Problem details:
Retype the complete listing exactly as it appears.

** START **

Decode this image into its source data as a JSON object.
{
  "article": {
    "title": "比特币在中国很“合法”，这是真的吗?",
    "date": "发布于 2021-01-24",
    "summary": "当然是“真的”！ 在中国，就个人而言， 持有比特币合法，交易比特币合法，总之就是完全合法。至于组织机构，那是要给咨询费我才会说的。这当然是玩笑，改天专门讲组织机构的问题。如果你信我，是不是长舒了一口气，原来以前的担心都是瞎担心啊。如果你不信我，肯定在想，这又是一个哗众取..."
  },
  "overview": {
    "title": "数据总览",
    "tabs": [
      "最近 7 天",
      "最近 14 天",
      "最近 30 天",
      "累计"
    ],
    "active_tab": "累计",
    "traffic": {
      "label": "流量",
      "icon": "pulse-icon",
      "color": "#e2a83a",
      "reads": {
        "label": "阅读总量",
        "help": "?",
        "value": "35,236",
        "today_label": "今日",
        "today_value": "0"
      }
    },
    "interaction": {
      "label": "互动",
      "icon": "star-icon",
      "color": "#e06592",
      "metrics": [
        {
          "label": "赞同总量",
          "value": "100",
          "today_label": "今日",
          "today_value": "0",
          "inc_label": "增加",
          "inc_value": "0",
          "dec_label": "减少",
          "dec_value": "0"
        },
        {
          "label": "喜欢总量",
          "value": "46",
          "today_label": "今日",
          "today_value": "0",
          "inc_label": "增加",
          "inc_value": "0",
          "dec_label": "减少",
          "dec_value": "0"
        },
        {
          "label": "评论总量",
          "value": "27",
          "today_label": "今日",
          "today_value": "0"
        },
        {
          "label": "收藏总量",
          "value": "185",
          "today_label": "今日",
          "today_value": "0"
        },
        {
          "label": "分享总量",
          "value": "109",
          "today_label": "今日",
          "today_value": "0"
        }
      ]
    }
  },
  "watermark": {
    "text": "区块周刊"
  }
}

** END **

Full output:
Decode this image into its source data as a JSON object.
{
  "article": {
    "title": "比特币在中国很“合法”，这是真的吗?",
    "date": "发布于 2021-01-24",
    "summary": "当然是“真的”！ 在中国，就个人而言， 持有比特币合法，交易比特币合法，总之就是完全合法。至于组织机构，那是要给咨询费我才会说的。这当然是玩笑，改天专门讲组织机构的问题。如果你信我，是不是长舒了一口气，原来以前的担心都是瞎担心啊。如果你不信我，肯定在想，这又是一个哗众取..."
  },
  "overview": {
    "title": "数据总览",
    "tabs": [
      "最近 7 天",
      "最近 14 天",
      "最近 30 天",
      "累计"
    ],
    "active_tab": "累计",
    "traffic": {
      "label": "流量",
      "icon": "pulse-icon",
      "color": "#e2a83a",
      "reads": {
        "label": "阅读总量",
        "help": "?",
        "value": "35,236",
        "today_label": "今日",
        "today_value": "0"
      }
    },
    "interaction": {
      "label": "互动",
      "icon": "star-icon",
      "color": "#e06592",
      "metrics": [
        {
          "label": "赞同总量",
          "value": "100",
          "today_label": "今日",
          "today_value": "0",
          "inc_label": "增加",
          "inc_value": "0",
          "dec_label": "减少",
          "dec_value": "0"
        },
        {
          "label": "喜欢总量",
          "value": "46",
          "today_label": "今日",
          "today_value": "0",
          "inc_label": "增加",
          "inc_value": "0",
          "dec_label": "减少",
          "dec_value": "0"
        },
        {
          "label": "评论总量",
          "value": "27",
          "today_label": "今日",
          "today_value": "0"
        },
        {
          "label": "收藏总量",
          "value": "185",
          "today_label": "今日",
          "today_value": "0"
        },
        {
          "label": "分享总量",
          "value": "109",
          "today_label": "今日",
          "today_value": "0"
        }
      ]
    }
  },
  "watermark": {
    "text": "区块周刊"
  }
}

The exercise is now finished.